THE PROBLEM
Where the data below has the string "Regulations", return the whole line.

Data excerpts:
* begin *
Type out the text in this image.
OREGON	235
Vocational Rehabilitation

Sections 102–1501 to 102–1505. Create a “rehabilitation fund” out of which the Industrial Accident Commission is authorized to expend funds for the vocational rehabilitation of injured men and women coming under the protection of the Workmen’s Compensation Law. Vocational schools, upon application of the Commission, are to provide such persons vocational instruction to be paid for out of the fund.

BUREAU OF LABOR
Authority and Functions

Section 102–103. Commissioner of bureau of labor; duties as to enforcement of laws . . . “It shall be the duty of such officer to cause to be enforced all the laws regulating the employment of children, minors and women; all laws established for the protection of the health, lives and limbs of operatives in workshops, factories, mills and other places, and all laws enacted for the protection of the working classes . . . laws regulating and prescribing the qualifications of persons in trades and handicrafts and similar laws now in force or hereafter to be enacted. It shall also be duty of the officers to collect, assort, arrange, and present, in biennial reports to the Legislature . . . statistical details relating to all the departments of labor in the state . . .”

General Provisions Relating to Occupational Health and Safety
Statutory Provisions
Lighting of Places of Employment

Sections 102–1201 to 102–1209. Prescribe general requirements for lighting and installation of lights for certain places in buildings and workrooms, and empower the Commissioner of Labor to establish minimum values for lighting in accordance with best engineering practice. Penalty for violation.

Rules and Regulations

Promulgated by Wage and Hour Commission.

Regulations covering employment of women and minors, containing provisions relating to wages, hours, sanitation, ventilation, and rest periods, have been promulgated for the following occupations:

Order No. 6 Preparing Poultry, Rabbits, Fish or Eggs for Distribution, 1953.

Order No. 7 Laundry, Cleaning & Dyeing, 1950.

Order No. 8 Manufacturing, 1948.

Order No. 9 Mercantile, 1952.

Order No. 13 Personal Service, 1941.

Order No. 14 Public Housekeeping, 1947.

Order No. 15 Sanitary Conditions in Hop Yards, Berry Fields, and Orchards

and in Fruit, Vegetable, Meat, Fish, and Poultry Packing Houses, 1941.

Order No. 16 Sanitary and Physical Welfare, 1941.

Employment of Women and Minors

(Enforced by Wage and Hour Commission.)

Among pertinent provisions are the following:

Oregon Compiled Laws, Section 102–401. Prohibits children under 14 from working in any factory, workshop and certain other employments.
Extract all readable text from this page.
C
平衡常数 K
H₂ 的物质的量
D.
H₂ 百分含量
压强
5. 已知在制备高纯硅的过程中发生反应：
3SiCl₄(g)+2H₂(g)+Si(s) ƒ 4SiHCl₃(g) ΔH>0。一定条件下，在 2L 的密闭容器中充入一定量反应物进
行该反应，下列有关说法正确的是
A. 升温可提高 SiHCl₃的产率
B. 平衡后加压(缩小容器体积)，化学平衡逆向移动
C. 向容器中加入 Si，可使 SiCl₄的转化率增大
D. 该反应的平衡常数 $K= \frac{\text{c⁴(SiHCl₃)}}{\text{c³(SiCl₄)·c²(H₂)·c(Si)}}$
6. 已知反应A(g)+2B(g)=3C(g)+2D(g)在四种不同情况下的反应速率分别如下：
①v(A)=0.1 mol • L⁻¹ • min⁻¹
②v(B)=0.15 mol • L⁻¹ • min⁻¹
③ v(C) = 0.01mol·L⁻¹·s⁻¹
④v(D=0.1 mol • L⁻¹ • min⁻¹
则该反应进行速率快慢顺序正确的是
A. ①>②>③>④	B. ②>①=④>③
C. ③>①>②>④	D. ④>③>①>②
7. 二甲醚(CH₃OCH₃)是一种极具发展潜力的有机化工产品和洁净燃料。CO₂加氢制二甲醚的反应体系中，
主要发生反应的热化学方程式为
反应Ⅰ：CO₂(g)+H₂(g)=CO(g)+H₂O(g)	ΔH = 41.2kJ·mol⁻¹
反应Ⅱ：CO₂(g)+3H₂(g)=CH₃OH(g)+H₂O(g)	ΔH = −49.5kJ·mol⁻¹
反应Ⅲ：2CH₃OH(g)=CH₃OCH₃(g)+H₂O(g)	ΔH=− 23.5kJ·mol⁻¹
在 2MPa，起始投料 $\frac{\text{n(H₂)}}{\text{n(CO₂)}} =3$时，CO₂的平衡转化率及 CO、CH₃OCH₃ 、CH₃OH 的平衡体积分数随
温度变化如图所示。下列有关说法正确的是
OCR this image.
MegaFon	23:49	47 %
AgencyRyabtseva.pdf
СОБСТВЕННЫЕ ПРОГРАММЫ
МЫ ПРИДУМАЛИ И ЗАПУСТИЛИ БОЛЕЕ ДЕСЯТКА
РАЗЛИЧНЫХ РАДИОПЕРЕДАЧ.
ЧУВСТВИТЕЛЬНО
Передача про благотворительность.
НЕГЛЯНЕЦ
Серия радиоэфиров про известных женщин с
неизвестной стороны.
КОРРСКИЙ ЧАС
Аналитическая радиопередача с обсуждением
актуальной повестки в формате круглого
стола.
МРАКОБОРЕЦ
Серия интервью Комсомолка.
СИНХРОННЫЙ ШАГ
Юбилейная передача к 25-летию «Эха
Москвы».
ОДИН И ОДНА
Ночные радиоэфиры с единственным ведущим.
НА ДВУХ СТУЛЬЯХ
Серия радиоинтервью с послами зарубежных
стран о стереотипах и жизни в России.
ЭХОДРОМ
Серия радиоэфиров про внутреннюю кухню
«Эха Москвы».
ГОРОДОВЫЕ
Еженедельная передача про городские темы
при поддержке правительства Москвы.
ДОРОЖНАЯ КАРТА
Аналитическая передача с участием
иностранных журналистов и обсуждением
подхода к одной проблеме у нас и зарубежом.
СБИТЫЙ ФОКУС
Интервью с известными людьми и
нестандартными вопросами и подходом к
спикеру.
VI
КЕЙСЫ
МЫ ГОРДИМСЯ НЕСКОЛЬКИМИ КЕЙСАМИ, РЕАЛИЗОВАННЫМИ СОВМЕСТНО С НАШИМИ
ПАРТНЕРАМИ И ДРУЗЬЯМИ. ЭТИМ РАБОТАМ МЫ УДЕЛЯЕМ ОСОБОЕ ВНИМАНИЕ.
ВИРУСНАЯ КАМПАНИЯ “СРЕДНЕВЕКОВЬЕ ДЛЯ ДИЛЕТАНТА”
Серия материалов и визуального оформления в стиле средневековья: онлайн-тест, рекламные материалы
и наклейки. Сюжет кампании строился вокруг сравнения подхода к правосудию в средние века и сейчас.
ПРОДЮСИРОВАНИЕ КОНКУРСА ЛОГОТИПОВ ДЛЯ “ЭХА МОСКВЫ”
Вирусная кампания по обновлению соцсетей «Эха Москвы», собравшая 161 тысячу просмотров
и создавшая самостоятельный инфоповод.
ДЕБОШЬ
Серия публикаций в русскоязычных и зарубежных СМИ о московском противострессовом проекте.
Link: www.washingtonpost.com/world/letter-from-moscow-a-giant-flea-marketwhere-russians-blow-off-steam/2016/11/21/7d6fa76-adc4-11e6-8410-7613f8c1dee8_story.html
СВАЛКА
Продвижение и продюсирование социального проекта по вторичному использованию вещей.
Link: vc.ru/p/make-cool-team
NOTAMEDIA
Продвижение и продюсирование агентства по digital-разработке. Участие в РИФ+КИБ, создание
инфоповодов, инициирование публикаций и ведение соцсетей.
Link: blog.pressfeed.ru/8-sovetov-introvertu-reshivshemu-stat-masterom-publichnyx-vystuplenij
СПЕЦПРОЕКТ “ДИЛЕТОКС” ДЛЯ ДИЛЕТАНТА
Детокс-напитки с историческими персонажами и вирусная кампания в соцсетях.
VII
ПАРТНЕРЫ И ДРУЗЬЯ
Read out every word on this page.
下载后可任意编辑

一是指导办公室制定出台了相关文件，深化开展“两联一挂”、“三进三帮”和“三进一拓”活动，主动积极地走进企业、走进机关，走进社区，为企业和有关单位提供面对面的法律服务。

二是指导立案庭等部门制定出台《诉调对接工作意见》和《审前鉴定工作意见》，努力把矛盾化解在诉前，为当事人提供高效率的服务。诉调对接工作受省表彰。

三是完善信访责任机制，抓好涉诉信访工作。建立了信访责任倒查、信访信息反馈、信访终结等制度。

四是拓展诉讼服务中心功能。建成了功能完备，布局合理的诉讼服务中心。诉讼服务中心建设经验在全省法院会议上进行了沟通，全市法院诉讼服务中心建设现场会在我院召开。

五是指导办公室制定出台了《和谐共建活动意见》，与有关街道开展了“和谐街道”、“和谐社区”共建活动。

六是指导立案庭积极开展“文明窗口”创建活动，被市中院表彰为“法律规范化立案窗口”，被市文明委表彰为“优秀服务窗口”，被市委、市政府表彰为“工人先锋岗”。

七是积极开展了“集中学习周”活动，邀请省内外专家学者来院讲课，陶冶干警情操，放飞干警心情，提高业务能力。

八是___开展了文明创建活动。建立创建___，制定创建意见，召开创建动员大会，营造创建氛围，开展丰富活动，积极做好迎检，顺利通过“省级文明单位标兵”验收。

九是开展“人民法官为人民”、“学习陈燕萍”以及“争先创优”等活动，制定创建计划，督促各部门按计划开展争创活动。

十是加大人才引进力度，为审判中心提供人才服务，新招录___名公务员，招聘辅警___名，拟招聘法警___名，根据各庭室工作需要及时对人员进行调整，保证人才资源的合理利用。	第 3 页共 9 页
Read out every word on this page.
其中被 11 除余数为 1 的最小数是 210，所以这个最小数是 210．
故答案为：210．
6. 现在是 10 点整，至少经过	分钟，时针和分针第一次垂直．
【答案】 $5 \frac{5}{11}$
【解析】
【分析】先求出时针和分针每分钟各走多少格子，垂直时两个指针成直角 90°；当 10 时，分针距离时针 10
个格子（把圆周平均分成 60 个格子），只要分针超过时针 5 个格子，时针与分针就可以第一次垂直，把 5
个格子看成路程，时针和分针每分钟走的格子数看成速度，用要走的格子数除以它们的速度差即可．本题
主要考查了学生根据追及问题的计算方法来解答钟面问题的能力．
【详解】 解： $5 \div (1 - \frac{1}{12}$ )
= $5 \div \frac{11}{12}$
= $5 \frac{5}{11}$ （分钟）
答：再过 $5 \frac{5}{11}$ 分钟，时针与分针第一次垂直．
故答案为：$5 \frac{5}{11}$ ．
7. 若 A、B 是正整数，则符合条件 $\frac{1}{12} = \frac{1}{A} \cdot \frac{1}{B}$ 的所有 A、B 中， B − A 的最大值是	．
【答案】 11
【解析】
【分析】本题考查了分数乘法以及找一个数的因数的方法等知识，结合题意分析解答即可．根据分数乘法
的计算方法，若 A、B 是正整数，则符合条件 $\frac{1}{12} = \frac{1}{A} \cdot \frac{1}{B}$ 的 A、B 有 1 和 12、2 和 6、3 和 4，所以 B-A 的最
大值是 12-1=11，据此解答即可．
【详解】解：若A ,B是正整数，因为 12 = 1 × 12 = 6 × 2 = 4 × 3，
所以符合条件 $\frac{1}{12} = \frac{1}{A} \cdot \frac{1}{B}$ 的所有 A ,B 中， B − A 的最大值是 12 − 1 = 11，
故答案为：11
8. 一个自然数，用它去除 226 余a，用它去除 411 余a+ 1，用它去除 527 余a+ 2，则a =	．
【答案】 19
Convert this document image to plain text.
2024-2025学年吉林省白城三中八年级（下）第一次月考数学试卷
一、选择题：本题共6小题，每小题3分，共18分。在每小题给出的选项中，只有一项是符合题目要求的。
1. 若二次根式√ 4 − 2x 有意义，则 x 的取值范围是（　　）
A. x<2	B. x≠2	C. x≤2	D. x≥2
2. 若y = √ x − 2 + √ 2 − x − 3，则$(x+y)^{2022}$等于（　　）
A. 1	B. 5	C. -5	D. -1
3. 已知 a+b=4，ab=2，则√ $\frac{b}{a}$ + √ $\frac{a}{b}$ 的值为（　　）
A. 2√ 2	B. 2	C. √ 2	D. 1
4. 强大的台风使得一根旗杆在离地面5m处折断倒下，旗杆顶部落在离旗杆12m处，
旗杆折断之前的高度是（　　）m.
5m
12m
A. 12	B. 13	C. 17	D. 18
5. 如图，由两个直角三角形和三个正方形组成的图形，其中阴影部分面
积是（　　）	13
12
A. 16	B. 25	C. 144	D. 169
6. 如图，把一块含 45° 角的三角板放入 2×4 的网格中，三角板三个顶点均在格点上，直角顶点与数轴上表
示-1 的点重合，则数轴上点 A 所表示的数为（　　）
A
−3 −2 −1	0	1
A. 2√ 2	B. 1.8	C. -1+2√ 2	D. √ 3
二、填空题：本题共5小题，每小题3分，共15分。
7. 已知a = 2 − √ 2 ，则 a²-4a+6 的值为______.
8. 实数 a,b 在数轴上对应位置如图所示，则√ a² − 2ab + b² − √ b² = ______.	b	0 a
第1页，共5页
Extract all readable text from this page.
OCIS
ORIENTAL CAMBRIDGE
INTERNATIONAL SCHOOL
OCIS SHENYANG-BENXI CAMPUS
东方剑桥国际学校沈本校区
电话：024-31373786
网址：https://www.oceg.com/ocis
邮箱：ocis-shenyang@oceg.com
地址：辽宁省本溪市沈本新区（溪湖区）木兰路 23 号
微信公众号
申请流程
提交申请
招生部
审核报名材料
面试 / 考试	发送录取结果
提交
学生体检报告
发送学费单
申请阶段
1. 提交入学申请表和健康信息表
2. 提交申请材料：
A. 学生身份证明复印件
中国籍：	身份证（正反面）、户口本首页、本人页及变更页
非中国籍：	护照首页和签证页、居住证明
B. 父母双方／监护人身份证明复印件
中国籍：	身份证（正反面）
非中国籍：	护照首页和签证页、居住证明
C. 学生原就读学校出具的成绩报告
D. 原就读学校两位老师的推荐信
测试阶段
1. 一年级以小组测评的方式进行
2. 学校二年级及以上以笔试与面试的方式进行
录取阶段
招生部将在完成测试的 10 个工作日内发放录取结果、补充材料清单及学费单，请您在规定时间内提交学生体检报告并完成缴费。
* end *
ANSWER FOR THIS EXERCISE
Rules and Regulations
Regulations covering employment of women and minors, containing provisions relating to wages, hours, sanitation, ventilation, and rest periods, have been promulgated for the following occupations:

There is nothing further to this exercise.